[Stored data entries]
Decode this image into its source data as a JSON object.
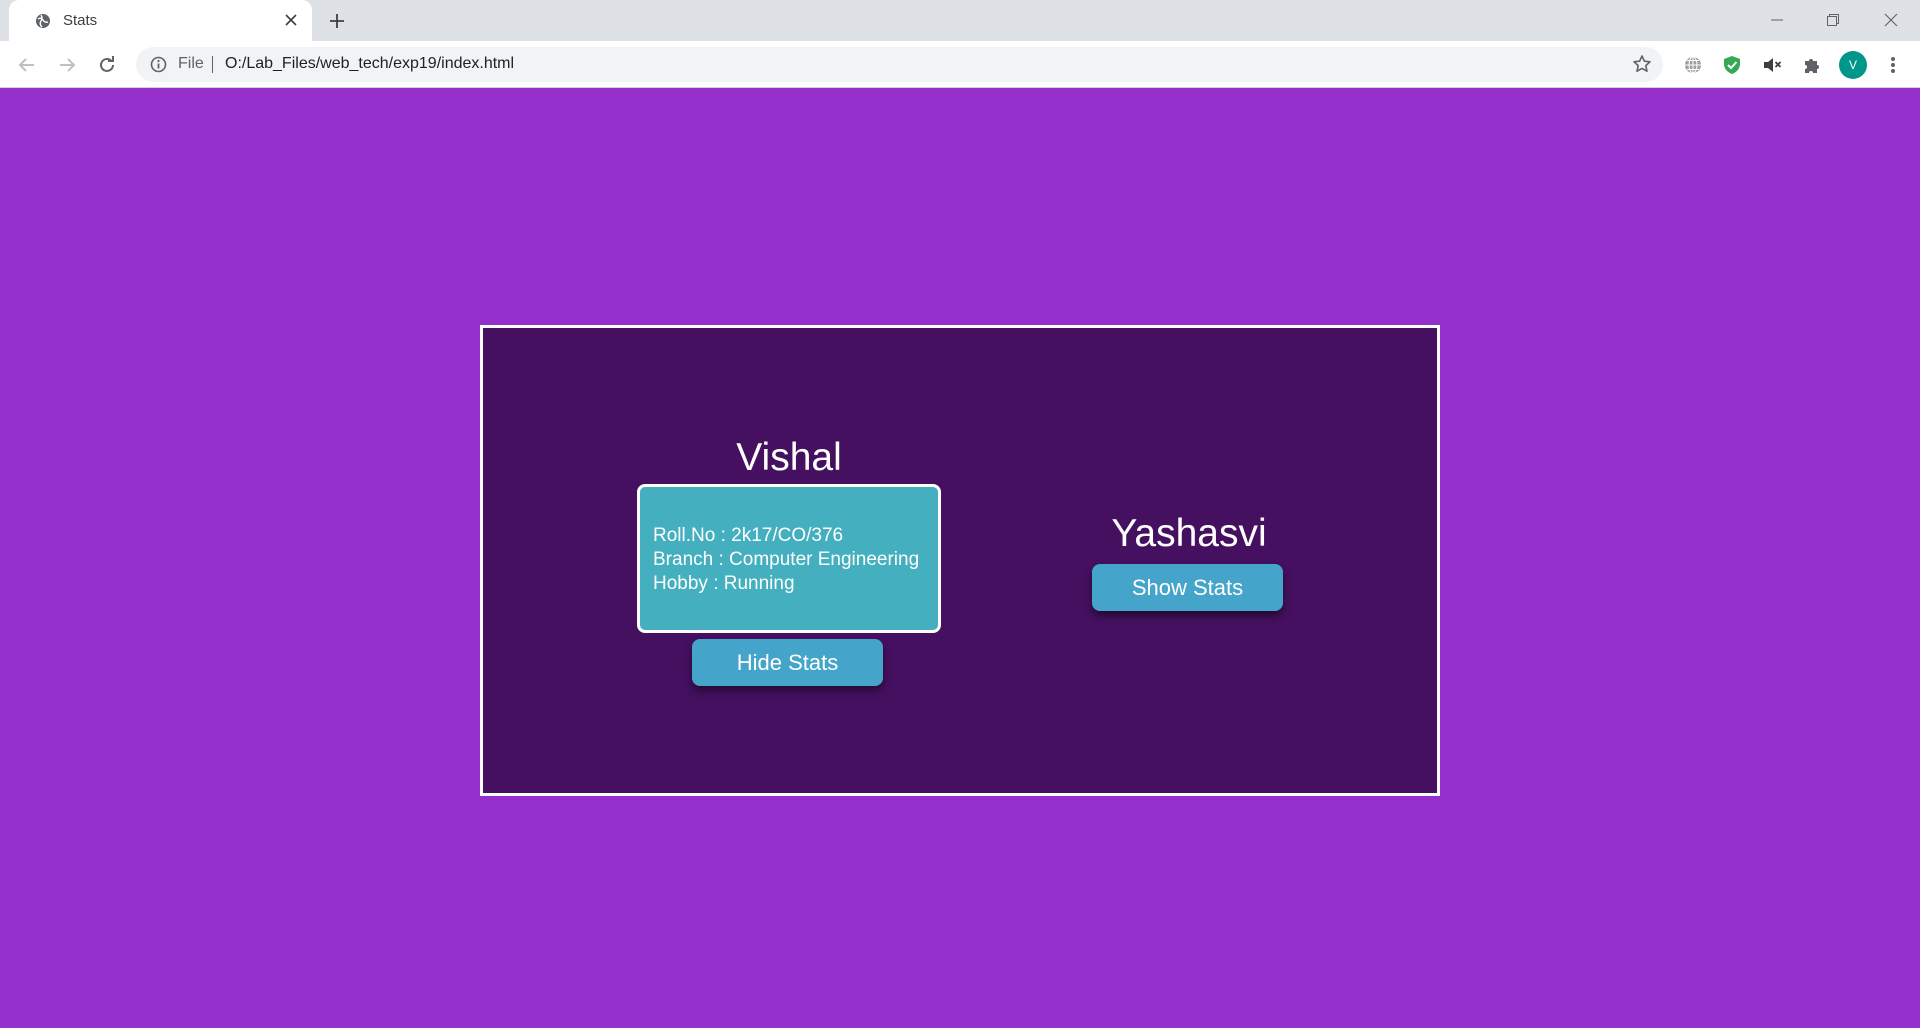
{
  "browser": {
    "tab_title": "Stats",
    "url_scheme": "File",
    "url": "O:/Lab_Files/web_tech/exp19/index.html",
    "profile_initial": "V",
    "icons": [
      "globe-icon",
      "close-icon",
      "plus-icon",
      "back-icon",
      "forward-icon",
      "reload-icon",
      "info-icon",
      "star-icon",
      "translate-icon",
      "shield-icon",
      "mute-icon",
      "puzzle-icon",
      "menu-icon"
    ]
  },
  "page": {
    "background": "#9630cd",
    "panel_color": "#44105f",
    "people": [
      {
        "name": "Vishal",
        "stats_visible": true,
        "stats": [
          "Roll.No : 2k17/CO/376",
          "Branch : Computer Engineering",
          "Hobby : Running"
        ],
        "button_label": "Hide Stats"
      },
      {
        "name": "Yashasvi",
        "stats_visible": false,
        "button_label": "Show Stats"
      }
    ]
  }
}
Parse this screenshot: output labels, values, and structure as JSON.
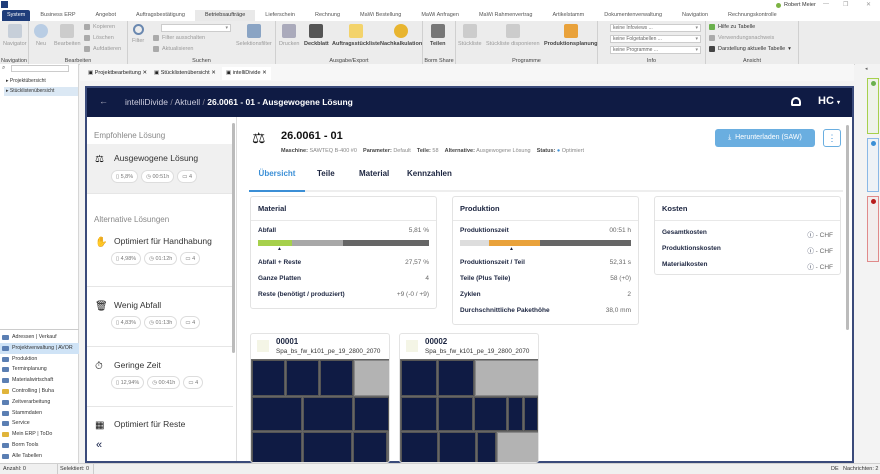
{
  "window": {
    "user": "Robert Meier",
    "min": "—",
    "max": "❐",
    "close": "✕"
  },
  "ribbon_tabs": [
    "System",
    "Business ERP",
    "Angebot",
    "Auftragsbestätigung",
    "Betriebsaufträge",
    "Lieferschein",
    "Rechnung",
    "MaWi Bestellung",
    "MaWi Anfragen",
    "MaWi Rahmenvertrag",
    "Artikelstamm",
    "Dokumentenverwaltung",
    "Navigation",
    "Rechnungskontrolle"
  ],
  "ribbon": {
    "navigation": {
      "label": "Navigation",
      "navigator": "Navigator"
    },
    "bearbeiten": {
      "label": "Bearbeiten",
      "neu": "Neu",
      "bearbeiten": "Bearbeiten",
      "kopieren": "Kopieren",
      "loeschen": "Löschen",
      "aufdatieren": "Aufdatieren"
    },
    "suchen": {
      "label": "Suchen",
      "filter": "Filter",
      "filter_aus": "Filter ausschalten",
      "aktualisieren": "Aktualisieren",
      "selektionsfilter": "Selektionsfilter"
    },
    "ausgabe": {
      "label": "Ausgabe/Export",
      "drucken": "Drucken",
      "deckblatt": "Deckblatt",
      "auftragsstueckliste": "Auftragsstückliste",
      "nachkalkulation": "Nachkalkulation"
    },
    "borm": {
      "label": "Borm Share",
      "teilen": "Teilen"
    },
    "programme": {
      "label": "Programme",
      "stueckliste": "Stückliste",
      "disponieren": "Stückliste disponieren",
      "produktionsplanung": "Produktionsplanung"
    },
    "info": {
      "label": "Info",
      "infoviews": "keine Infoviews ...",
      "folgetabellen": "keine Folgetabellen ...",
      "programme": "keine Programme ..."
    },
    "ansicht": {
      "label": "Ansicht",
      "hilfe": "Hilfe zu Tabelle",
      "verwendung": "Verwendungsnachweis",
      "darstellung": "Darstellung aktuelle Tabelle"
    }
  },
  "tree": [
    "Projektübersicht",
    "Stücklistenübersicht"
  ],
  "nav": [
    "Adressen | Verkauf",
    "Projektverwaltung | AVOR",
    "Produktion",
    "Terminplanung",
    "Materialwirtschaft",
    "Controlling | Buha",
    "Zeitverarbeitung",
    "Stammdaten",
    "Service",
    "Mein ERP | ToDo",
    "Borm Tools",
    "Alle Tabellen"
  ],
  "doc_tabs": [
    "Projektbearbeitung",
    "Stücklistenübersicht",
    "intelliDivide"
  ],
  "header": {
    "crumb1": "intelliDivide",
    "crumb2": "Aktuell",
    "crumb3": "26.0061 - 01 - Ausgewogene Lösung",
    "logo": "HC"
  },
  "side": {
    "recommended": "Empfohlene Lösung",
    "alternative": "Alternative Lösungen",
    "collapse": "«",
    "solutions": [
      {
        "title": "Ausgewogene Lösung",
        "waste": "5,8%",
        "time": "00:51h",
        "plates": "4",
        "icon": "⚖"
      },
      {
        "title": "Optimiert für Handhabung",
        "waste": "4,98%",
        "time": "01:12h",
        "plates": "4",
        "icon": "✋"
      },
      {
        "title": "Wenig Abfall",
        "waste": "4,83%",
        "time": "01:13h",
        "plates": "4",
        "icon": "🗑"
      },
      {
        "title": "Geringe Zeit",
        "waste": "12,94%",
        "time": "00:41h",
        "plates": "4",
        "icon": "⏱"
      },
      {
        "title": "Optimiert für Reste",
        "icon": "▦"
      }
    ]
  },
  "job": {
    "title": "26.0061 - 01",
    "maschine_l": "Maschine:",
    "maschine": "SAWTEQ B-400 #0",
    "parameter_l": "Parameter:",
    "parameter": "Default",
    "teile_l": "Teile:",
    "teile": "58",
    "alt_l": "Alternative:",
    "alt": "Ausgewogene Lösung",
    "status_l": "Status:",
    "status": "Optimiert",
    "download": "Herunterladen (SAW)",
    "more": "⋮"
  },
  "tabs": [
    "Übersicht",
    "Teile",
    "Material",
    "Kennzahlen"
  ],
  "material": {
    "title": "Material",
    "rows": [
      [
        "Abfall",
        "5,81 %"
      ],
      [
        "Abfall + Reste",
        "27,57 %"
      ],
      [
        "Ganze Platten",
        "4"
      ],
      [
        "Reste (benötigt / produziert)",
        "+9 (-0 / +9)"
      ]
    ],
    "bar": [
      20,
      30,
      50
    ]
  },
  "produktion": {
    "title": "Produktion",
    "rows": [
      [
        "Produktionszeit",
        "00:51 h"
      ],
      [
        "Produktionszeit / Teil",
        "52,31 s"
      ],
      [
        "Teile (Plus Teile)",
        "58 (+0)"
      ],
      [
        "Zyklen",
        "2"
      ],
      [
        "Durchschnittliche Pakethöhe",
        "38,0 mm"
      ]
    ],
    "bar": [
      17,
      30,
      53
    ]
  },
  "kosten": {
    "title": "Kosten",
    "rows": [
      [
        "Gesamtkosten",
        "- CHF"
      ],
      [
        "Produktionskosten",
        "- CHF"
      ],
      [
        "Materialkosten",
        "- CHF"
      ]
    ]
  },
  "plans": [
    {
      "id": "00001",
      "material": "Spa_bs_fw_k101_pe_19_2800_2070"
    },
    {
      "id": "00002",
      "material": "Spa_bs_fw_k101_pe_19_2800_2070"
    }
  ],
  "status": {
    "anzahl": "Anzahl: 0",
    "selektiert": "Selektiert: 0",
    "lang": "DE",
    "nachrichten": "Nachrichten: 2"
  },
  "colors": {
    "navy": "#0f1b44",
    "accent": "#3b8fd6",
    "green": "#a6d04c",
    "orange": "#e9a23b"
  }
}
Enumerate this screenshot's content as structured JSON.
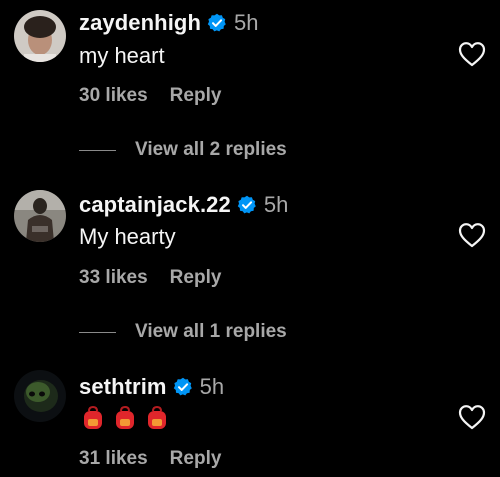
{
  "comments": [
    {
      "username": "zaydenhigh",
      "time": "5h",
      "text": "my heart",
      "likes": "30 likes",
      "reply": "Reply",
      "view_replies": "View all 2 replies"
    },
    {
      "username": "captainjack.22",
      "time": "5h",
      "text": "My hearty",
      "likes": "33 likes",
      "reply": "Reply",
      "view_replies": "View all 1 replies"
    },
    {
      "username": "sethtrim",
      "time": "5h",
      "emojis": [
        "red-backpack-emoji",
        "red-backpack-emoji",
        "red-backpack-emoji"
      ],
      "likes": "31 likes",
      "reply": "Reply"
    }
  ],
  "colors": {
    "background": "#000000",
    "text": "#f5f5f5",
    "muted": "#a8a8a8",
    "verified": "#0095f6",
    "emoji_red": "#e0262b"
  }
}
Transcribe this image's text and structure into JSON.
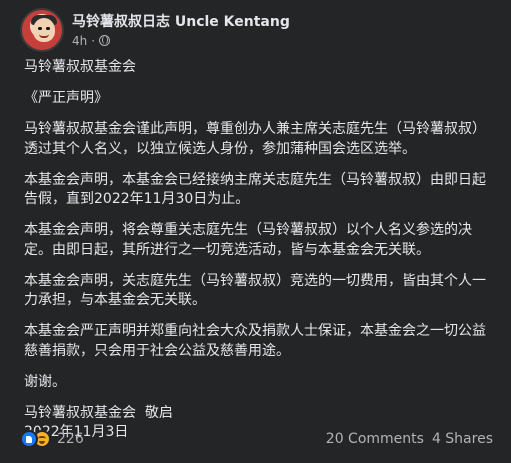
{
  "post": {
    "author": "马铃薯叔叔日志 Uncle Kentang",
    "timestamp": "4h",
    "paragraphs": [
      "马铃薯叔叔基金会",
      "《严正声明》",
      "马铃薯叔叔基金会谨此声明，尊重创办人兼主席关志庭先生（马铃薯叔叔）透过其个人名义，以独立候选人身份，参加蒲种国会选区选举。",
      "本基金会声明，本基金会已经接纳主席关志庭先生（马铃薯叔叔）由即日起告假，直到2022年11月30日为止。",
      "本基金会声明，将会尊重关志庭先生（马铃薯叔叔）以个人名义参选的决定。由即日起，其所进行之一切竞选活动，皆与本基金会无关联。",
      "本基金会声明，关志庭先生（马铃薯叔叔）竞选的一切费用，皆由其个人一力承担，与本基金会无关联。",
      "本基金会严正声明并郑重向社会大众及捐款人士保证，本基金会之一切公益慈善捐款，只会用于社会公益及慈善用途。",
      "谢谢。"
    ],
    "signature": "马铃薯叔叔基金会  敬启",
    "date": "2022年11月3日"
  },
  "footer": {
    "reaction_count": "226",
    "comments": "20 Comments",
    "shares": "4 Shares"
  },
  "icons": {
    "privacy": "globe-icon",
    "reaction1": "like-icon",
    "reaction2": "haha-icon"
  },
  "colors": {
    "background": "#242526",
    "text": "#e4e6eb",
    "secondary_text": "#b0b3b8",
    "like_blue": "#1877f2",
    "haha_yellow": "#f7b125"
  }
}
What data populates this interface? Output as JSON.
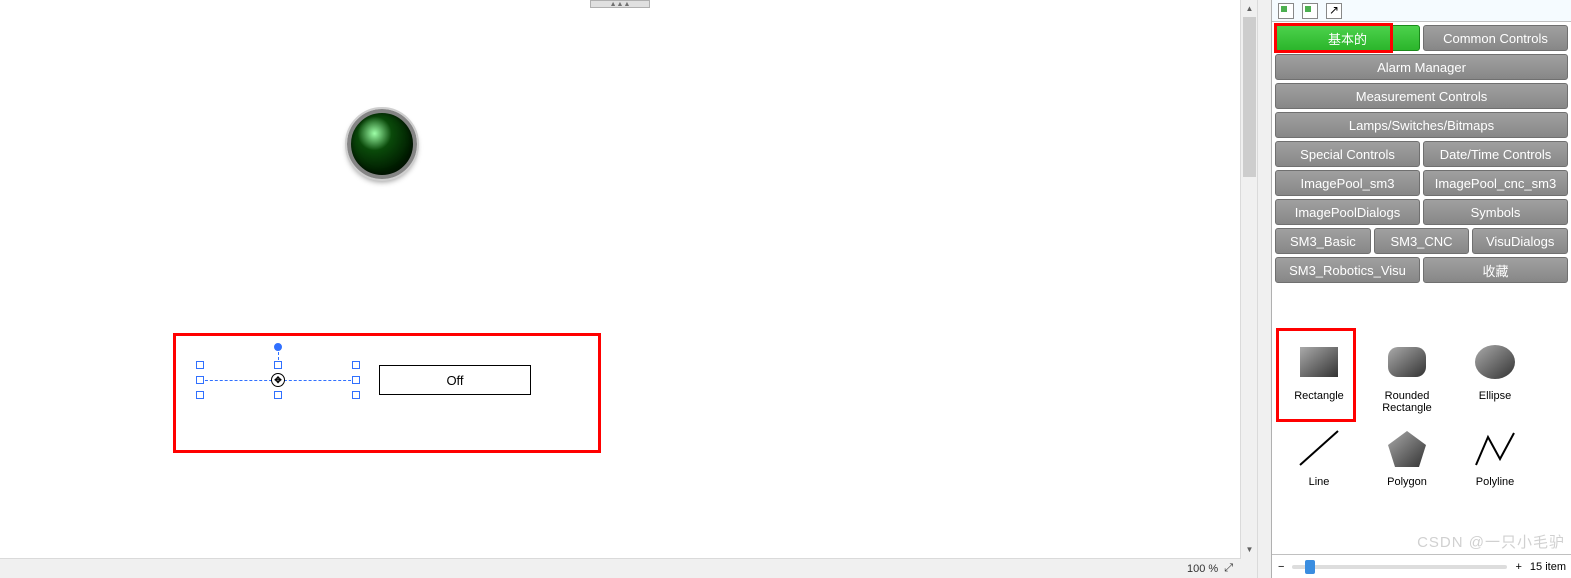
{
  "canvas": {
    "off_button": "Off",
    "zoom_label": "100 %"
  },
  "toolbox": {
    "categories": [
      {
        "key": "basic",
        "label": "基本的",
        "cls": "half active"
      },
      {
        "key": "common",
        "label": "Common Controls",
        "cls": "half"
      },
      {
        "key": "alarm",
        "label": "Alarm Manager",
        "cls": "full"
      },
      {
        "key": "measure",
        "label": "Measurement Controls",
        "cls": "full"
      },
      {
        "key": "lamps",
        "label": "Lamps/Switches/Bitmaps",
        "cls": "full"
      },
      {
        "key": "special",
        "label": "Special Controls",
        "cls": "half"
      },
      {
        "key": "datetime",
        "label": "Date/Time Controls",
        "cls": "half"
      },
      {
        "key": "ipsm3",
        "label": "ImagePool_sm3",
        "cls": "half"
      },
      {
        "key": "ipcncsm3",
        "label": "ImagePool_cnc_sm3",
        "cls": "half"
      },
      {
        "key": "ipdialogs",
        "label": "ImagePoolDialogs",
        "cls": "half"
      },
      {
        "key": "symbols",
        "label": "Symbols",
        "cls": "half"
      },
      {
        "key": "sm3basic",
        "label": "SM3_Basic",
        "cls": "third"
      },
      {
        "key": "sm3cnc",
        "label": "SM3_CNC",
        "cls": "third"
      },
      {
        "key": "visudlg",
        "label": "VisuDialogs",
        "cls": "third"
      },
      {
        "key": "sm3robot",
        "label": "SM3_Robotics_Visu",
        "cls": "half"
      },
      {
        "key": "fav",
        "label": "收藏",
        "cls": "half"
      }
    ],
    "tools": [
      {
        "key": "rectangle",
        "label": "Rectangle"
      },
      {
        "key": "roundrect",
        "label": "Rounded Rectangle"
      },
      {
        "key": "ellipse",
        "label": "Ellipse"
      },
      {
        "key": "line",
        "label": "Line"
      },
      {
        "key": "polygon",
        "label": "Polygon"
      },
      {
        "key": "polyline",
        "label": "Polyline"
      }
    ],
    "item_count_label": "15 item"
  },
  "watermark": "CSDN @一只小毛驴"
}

▶ [What to produce]
Skip the pictures; extract only the lines from the line with "What data populates" through the final line of the material, exactly as they appear.

▶ [Answer to the exercise]
What data populates this interface? Output as JSON.
{
  "canvas": {
    "off_button": "Off",
    "zoom_label": "100 %"
  },
  "toolbox": {
    "categories": [
      {
        "key": "basic",
        "label": "基本的",
        "cls": "half active"
      },
      {
        "key": "common",
        "label": "Common Controls",
        "cls": "half"
      },
      {
        "key": "alarm",
        "label": "Alarm Manager",
        "cls": "full"
      },
      {
        "key": "measure",
        "label": "Measurement Controls",
        "cls": "full"
      },
      {
        "key": "lamps",
        "label": "Lamps/Switches/Bitmaps",
        "cls": "full"
      },
      {
        "key": "special",
        "label": "Special Controls",
        "cls": "half"
      },
      {
        "key": "datetime",
        "label": "Date/Time Controls",
        "cls": "half"
      },
      {
        "key": "ipsm3",
        "label": "ImagePool_sm3",
        "cls": "half"
      },
      {
        "key": "ipcncsm3",
        "label": "ImagePool_cnc_sm3",
        "cls": "half"
      },
      {
        "key": "ipdialogs",
        "label": "ImagePoolDialogs",
        "cls": "half"
      },
      {
        "key": "symbols",
        "label": "Symbols",
        "cls": "half"
      },
      {
        "key": "sm3basic",
        "label": "SM3_Basic",
        "cls": "third"
      },
      {
        "key": "sm3cnc",
        "label": "SM3_CNC",
        "cls": "third"
      },
      {
        "key": "visudlg",
        "label": "VisuDialogs",
        "cls": "third"
      },
      {
        "key": "sm3robot",
        "label": "SM3_Robotics_Visu",
        "cls": "half"
      },
      {
        "key": "fav",
        "label": "收藏",
        "cls": "half"
      }
    ],
    "tools": [
      {
        "key": "rectangle",
        "label": "Rectangle"
      },
      {
        "key": "roundrect",
        "label": "Rounded Rectangle"
      },
      {
        "key": "ellipse",
        "label": "Ellipse"
      },
      {
        "key": "line",
        "label": "Line"
      },
      {
        "key": "polygon",
        "label": "Polygon"
      },
      {
        "key": "polyline",
        "label": "Polyline"
      }
    ],
    "item_count_label": "15 item"
  },
  "watermark": "CSDN @一只小毛驴"
}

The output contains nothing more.